> **WHAT IS ASKED**: Every line below that contains "icon" is to be copied.
------------------------------------
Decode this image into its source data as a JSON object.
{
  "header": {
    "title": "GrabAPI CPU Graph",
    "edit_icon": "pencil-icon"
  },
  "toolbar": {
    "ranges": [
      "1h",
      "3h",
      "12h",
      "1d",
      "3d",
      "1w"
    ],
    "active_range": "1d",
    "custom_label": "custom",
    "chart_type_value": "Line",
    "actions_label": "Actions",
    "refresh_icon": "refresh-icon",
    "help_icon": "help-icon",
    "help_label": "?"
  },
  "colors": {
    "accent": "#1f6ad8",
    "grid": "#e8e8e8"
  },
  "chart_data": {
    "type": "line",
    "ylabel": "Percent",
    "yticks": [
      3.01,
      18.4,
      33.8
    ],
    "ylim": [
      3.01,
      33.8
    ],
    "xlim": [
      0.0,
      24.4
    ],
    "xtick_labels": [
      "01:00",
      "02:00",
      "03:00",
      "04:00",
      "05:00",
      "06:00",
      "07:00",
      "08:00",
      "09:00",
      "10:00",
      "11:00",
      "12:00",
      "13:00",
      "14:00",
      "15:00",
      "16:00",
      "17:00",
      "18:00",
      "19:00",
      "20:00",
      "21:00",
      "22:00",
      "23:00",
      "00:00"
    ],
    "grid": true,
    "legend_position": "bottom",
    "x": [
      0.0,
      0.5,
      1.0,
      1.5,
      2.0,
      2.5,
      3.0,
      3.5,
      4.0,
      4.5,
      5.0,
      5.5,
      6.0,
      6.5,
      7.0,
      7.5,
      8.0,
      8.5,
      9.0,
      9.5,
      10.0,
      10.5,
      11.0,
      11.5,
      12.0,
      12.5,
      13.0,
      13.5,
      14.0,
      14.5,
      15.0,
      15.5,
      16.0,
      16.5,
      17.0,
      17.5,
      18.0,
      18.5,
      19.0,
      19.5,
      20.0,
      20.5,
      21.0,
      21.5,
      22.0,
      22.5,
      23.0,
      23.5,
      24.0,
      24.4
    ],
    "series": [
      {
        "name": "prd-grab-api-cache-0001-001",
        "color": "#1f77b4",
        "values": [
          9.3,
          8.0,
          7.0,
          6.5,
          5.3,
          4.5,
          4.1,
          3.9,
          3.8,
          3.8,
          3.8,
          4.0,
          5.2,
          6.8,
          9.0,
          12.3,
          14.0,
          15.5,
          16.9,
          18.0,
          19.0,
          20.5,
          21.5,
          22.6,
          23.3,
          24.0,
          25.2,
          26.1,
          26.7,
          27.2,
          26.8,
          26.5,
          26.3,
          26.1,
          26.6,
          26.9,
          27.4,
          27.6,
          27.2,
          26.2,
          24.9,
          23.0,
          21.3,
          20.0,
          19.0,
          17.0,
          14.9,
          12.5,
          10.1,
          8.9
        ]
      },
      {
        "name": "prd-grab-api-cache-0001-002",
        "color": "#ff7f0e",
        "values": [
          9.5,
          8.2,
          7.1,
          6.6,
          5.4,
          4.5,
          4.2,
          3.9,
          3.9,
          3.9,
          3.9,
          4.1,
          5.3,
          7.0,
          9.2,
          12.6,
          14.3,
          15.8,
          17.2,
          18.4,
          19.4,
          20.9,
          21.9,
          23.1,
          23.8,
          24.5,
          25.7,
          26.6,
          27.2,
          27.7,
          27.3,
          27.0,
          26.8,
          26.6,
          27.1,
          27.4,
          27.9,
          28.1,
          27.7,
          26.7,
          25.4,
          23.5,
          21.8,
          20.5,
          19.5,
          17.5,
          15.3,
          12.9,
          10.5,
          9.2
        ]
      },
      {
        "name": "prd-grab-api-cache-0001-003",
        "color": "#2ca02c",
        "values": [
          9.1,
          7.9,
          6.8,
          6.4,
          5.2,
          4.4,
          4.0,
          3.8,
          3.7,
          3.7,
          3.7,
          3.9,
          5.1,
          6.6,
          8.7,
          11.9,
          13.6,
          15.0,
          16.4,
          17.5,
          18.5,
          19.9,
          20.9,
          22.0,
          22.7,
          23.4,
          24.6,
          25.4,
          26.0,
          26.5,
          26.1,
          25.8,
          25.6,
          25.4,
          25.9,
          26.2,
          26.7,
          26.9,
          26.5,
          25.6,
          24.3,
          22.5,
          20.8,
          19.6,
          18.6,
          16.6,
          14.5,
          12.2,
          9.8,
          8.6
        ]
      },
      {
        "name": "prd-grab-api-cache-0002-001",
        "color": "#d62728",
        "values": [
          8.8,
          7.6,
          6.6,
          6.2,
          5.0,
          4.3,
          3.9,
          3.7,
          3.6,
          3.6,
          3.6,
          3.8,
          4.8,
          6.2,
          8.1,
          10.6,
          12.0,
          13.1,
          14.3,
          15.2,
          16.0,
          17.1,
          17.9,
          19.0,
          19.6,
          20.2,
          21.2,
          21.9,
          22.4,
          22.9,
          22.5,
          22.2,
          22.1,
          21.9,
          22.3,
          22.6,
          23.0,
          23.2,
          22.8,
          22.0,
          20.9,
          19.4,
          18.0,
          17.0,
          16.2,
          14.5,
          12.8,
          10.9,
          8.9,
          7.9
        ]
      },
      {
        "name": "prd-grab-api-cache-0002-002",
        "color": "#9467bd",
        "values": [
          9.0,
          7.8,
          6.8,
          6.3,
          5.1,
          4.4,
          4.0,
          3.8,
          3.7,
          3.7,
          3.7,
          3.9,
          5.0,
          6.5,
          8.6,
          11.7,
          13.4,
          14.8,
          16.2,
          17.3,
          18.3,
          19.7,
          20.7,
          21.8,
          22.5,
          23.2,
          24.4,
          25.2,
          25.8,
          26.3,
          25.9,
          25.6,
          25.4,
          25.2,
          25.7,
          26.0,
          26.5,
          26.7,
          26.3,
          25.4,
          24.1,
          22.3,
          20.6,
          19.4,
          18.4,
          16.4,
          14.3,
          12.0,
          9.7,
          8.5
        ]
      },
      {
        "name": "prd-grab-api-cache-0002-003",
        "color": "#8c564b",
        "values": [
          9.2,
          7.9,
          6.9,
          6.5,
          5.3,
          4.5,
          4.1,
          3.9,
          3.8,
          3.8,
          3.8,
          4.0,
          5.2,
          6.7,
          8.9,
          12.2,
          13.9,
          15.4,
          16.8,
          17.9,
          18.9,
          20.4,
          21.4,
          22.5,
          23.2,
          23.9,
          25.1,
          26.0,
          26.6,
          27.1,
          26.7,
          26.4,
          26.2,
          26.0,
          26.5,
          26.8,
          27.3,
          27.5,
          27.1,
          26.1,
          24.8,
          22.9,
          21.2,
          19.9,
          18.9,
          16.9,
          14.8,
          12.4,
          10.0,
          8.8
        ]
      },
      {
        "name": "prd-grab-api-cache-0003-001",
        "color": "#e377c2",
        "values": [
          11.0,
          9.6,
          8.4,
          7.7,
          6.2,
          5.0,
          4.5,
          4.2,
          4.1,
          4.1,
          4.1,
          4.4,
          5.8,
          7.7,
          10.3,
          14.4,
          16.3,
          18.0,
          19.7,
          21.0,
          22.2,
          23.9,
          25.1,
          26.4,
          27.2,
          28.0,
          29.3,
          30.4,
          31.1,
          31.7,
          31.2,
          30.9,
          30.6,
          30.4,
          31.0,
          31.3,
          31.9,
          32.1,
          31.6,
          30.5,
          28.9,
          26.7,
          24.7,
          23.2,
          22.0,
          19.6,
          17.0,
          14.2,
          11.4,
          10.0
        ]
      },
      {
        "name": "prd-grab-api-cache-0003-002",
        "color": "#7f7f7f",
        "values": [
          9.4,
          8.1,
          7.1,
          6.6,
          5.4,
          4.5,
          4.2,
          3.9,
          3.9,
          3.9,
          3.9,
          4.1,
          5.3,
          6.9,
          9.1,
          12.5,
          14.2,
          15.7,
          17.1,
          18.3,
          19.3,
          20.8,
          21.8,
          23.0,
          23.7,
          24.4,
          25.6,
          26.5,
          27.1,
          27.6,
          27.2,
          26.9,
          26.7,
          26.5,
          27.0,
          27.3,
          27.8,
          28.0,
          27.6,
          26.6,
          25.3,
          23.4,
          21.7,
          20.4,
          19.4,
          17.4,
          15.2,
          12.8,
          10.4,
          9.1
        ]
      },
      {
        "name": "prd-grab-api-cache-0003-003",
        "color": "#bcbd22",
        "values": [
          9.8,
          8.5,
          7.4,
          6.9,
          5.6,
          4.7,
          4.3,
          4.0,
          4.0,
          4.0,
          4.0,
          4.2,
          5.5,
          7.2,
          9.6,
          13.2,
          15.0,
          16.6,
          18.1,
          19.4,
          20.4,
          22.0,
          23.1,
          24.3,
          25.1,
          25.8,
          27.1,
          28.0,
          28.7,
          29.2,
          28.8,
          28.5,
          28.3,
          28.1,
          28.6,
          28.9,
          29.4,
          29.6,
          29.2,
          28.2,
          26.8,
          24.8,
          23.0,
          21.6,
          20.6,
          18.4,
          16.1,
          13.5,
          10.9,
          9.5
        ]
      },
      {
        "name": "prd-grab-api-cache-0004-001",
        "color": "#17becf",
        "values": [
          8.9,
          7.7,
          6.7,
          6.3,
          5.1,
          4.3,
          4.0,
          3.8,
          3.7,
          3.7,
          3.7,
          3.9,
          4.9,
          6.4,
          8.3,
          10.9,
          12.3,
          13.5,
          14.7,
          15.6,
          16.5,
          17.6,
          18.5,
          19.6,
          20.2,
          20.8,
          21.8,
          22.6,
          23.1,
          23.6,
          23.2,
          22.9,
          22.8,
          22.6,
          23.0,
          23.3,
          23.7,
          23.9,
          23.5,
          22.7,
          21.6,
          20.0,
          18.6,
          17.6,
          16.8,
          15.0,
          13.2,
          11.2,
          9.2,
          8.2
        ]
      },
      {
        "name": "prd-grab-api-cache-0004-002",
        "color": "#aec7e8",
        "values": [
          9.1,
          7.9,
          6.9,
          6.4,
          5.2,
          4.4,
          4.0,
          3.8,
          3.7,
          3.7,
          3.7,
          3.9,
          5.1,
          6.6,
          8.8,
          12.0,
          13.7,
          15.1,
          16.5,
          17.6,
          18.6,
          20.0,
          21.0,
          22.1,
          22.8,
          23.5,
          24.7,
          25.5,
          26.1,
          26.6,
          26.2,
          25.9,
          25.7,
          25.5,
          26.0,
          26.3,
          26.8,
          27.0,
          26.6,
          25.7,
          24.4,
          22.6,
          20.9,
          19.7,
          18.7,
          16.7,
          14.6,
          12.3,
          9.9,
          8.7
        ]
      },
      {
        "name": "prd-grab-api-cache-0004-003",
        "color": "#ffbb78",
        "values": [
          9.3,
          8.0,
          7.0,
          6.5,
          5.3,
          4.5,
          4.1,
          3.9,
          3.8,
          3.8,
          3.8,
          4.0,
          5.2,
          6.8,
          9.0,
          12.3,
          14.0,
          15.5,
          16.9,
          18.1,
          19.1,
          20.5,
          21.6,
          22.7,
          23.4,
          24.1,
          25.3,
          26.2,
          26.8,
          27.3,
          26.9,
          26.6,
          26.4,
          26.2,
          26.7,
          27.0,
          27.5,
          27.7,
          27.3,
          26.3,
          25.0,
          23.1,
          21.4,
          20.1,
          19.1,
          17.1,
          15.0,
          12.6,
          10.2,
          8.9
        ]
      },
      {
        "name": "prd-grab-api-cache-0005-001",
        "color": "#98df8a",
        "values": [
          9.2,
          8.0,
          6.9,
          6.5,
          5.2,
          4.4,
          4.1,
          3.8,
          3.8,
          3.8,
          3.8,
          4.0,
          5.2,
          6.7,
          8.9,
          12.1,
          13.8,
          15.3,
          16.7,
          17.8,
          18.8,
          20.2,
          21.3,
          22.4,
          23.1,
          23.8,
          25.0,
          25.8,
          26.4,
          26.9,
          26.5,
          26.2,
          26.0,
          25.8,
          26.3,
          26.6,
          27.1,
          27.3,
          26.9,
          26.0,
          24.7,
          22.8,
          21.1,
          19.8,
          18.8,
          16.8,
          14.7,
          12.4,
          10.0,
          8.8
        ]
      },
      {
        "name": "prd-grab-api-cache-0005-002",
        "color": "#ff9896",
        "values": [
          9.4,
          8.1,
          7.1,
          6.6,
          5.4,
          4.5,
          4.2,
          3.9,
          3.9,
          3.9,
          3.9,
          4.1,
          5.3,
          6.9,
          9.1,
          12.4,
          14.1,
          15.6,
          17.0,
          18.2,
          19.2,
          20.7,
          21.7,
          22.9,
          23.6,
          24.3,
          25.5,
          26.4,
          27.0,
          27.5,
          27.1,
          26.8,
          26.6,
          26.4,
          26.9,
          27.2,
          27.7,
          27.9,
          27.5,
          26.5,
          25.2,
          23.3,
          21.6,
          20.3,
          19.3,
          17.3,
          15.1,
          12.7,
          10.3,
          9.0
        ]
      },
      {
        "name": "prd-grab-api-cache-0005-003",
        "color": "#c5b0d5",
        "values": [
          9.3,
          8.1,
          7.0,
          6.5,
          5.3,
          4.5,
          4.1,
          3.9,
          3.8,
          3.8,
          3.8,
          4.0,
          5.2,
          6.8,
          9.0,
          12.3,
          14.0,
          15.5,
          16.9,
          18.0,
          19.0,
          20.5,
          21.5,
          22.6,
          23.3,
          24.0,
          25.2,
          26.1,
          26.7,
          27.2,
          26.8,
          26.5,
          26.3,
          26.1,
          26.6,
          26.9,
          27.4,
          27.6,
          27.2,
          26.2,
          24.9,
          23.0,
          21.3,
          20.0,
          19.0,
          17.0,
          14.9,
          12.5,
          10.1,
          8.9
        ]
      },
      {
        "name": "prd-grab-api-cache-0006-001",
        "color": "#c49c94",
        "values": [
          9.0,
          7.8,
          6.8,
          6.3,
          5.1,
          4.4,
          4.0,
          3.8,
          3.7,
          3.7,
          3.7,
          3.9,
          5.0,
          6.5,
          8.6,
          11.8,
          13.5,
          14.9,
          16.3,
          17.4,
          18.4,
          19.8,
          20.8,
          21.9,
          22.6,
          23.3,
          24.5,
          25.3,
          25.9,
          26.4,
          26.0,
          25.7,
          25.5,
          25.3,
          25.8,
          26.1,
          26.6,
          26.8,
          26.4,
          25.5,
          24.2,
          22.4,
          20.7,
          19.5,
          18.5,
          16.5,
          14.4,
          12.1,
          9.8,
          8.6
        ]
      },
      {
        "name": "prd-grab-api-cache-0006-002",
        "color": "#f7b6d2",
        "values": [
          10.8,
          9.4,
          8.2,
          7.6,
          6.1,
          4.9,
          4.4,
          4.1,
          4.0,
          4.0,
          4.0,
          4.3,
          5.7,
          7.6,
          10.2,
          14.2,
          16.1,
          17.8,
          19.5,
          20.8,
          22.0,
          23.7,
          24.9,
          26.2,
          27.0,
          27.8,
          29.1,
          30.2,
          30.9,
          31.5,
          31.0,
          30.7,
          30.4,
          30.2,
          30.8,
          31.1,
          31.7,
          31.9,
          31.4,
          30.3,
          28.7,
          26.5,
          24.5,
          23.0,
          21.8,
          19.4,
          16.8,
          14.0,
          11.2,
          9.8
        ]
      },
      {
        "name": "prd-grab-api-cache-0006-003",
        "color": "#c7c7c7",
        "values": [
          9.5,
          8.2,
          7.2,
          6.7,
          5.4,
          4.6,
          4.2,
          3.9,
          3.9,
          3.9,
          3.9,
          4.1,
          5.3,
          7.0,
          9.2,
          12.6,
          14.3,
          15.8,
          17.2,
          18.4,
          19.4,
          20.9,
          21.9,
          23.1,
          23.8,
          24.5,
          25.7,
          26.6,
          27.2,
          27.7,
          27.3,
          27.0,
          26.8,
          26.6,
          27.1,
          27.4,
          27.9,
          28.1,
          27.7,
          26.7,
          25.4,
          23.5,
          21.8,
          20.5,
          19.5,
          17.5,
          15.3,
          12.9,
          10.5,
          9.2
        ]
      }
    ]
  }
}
------------------------------------
> **RESPONSE**:
    "edit_icon": "pencil-icon"
    "refresh_icon": "refresh-icon",
    "help_icon": "help-icon",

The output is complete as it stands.